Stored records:
····················

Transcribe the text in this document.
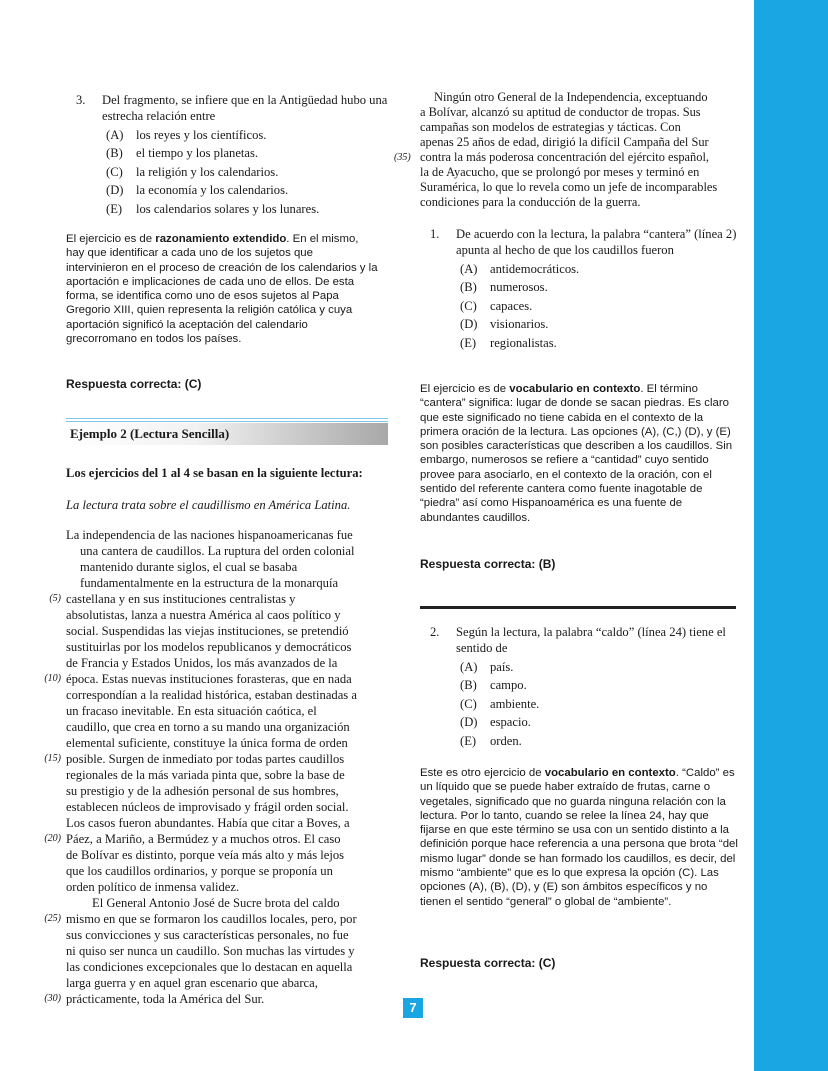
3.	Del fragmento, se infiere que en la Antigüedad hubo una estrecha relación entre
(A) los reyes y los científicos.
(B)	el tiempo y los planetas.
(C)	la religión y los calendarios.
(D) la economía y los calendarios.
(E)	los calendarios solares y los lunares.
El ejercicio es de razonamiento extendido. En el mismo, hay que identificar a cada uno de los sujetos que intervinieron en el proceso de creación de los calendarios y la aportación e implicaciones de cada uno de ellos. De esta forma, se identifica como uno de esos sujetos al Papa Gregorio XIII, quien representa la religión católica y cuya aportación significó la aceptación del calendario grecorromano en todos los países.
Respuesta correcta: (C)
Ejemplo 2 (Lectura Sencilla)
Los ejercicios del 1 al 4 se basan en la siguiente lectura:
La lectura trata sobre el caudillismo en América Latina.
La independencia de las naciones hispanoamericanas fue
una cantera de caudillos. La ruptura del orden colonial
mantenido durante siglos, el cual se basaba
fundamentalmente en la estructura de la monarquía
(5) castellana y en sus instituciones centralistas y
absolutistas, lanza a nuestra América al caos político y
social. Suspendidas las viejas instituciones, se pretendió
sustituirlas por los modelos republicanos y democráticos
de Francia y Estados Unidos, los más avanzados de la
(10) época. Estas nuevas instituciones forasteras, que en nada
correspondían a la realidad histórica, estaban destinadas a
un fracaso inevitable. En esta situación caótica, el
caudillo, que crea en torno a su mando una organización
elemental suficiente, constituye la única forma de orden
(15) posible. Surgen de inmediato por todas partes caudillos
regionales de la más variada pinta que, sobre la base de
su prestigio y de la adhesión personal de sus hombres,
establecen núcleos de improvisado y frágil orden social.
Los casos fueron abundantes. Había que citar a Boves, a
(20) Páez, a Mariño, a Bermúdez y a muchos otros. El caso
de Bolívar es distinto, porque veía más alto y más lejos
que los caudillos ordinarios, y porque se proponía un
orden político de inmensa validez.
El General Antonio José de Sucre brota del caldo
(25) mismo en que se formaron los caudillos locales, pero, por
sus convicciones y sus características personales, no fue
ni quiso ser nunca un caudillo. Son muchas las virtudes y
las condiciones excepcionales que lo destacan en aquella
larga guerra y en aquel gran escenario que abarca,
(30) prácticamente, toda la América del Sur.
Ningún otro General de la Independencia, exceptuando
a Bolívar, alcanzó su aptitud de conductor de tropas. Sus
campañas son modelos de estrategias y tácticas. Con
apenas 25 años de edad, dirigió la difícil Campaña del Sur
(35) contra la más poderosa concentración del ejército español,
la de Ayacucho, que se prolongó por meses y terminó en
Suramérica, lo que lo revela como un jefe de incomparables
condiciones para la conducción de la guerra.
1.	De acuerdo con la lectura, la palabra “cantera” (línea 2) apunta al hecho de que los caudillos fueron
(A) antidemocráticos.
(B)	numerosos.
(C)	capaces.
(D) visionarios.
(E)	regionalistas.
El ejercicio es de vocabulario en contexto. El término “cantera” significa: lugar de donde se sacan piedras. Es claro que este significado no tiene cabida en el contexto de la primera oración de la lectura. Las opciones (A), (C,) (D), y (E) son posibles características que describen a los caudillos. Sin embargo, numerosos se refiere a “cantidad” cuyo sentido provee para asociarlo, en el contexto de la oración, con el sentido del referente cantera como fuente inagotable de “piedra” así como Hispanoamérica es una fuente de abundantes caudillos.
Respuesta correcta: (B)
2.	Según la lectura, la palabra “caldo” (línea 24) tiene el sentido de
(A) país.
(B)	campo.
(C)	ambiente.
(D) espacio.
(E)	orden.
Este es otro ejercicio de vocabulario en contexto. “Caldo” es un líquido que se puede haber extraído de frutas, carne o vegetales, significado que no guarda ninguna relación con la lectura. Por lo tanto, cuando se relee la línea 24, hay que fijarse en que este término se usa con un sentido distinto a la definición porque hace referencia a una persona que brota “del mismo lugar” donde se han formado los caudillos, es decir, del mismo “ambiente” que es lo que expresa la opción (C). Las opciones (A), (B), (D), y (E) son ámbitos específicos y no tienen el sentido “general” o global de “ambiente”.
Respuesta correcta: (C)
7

····················

| WRITTEN EXERCISE |
Repeat the material verbatim. Do not carry over any picture.

| EXERCISE RESULT |
Transcribe the text in this document.
3.	Del fragmento, se infiere que en la Antigüedad hubo una estrecha relación entre
(A) los reyes y los científicos.
(B)	el tiempo y los planetas.
(C)	la religión y los calendarios.
(D) la economía y los calendarios.
(E)	los calendarios solares y los lunares.
El ejercicio es de razonamiento extendido. En el mismo, hay que identificar a cada uno de los sujetos que intervinieron en el proceso de creación de los calendarios y la aportación e implicaciones de cada uno de ellos. De esta forma, se identifica como uno de esos sujetos al Papa Gregorio XIII, quien representa la religión católica y cuya aportación significó la aceptación del calendario grecorromano en todos los países.
Respuesta correcta: (C)
Ejemplo 2 (Lectura Sencilla)
Los ejercicios del 1 al 4 se basan en la siguiente lectura:
La lectura trata sobre el caudillismo en América Latina.
La independencia de las naciones hispanoamericanas fue
una cantera de caudillos. La ruptura del orden colonial
mantenido durante siglos, el cual se basaba
fundamentalmente en la estructura de la monarquía
(5) castellana y en sus instituciones centralistas y
absolutistas, lanza a nuestra América al caos político y
social. Suspendidas las viejas instituciones, se pretendió
sustituirlas por los modelos republicanos y democráticos
de Francia y Estados Unidos, los más avanzados de la
(10) época. Estas nuevas instituciones forasteras, que en nada
correspondían a la realidad histórica, estaban destinadas a
un fracaso inevitable. En esta situación caótica, el
caudillo, que crea en torno a su mando una organización
elemental suficiente, constituye la única forma de orden
(15) posible. Surgen de inmediato por todas partes caudillos
regionales de la más variada pinta que, sobre la base de
su prestigio y de la adhesión personal de sus hombres,
establecen núcleos de improvisado y frágil orden social.
Los casos fueron abundantes. Había que citar a Boves, a
(20) Páez, a Mariño, a Bermúdez y a muchos otros. El caso
de Bolívar es distinto, porque veía más alto y más lejos
que los caudillos ordinarios, y porque se proponía un
orden político de inmensa validez.
El General Antonio José de Sucre brota del caldo
(25) mismo en que se formaron los caudillos locales, pero, por
sus convicciones y sus características personales, no fue
ni quiso ser nunca un caudillo. Son muchas las virtudes y
las condiciones excepcionales que lo destacan en aquella
larga guerra y en aquel gran escenario que abarca,
(30) prácticamente, toda la América del Sur.
Ningún otro General de la Independencia, exceptuando
a Bolívar, alcanzó su aptitud de conductor de tropas. Sus
campañas son modelos de estrategias y tácticas. Con
apenas 25 años de edad, dirigió la difícil Campaña del Sur
(35) contra la más poderosa concentración del ejército español,
la de Ayacucho, que se prolongó por meses y terminó en
Suramérica, lo que lo revela como un jefe de incomparables
condiciones para la conducción de la guerra.
1.	De acuerdo con la lectura, la palabra “cantera” (línea 2) apunta al hecho de que los caudillos fueron
(A) antidemocráticos.
(B)	numerosos.
(C)	capaces.
(D) visionarios.
(E)	regionalistas.
El ejercicio es de vocabulario en contexto. El término “cantera” significa: lugar de donde se sacan piedras. Es claro que este significado no tiene cabida en el contexto de la primera oración de la lectura. Las opciones (A), (C,) (D), y (E) son posibles características que describen a los caudillos. Sin embargo, numerosos se refiere a “cantidad” cuyo sentido provee para asociarlo, en el contexto de la oración, con el sentido del referente cantera como fuente inagotable de “piedra” así como Hispanoamérica es una fuente de abundantes caudillos.
Respuesta correcta: (B)
2.	Según la lectura, la palabra “caldo” (línea 24) tiene el sentido de
(A) país.
(B)	campo.
(C)	ambiente.
(D) espacio.
(E)	orden.
Este es otro ejercicio de vocabulario en contexto. “Caldo” es un líquido que se puede haber extraído de frutas, carne o vegetales, significado que no guarda ninguna relación con la lectura. Por lo tanto, cuando se relee la línea 24, hay que fijarse en que este término se usa con un sentido distinto a la definición porque hace referencia a una persona que brota “del mismo lugar” donde se han formado los caudillos, es decir, del mismo “ambiente” que es lo que expresa la opción (C). Las opciones (A), (B), (D), y (E) son ámbitos específicos y no tienen el sentido “general” o global de “ambiente”.
Respuesta correcta: (C)
7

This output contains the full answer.